**TASK DESCRIPTION**
In the passage on financial architecture and governance, transcribe verbatim the stretch from "2. Financial Architecture: Debt-for-development" through "without structural modification.".

:: PAGE EXTRACT

2. Financial Architecture: Debt-for-development swaps are primitive accommodation—they modify the flow geometry. But most “reform” is assimilation: new regulations absorbed into existing extraction channels without structural change. The developmental metrics I proposed (cognitive age, accommodation cycles, equilibration stability) could track whether reform efforts actually change architecture or just add parameters to the existing one.

3. Governance: The IETF model you reference in your other work has an interesting property—it’s architecturally designed for accommodation. The “rough consensus” process explicitly asks “can anyone not live with this?” rather than “is everyone OK?” It expects structural objections and has a process for modifying the architecture itself. Most governance systems are assimilation-only: they absorb dissent without structural modification.

::::
:: MATERIAL SUPPLIED

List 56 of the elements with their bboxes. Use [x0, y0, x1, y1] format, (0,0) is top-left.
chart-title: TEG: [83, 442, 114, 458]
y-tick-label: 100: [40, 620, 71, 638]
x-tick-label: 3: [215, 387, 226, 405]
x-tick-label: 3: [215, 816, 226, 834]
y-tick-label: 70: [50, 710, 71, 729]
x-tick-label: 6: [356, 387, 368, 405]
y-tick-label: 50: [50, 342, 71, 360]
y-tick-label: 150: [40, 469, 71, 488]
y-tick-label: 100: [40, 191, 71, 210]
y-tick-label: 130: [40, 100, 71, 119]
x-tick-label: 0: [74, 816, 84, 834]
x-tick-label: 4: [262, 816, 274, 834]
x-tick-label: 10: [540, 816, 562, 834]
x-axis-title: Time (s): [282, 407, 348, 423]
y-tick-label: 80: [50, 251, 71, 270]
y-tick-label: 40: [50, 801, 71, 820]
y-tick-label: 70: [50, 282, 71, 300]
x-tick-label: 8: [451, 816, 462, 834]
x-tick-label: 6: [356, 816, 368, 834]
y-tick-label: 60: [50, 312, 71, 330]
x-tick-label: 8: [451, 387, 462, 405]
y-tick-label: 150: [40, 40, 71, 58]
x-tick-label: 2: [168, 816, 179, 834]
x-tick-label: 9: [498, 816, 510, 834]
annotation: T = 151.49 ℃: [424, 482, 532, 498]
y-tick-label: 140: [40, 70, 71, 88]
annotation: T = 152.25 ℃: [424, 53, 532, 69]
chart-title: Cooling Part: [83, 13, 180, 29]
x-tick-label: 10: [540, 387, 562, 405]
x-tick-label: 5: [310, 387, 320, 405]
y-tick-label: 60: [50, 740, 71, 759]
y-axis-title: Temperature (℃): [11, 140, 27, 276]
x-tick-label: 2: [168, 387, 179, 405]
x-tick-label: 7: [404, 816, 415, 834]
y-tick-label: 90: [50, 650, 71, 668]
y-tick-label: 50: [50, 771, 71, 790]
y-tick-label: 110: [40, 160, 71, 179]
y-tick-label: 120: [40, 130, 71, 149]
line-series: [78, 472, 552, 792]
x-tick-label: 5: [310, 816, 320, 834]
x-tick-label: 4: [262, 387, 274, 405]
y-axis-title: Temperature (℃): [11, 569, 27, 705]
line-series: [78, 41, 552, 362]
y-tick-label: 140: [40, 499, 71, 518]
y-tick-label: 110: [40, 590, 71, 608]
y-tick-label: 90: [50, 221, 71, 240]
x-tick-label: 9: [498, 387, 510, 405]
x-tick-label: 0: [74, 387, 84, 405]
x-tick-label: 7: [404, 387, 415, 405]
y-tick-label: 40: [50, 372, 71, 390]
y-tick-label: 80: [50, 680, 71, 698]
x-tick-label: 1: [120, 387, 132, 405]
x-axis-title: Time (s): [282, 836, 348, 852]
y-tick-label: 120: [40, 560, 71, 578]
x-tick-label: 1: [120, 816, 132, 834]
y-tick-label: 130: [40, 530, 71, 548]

::::

**RESULT OF THE TASK**
2. Financial Architecture: Debt-for-development swaps are primitive accommodation—they modify the flow geometry. But most “reform” is assimilation: new regulations absorbed into existing extraction channels without structural change. The developmental metrics I proposed (cognitive age, accommodation cycles, equilibration stability) could track whether reform efforts actually change architecture or just add parameters to the existing one.

3. Governance: The IETF model you reference in your other work has an interesting property—it’s architecturally designed for accommodation. The “rough consensus” process explicitly asks “can anyone not live with this?” rather than “is everyone OK?” It expects structural objections and has a process for modifying the architecture itself. Most governance systems are assimilation-only: they absorb dissent without structural modification.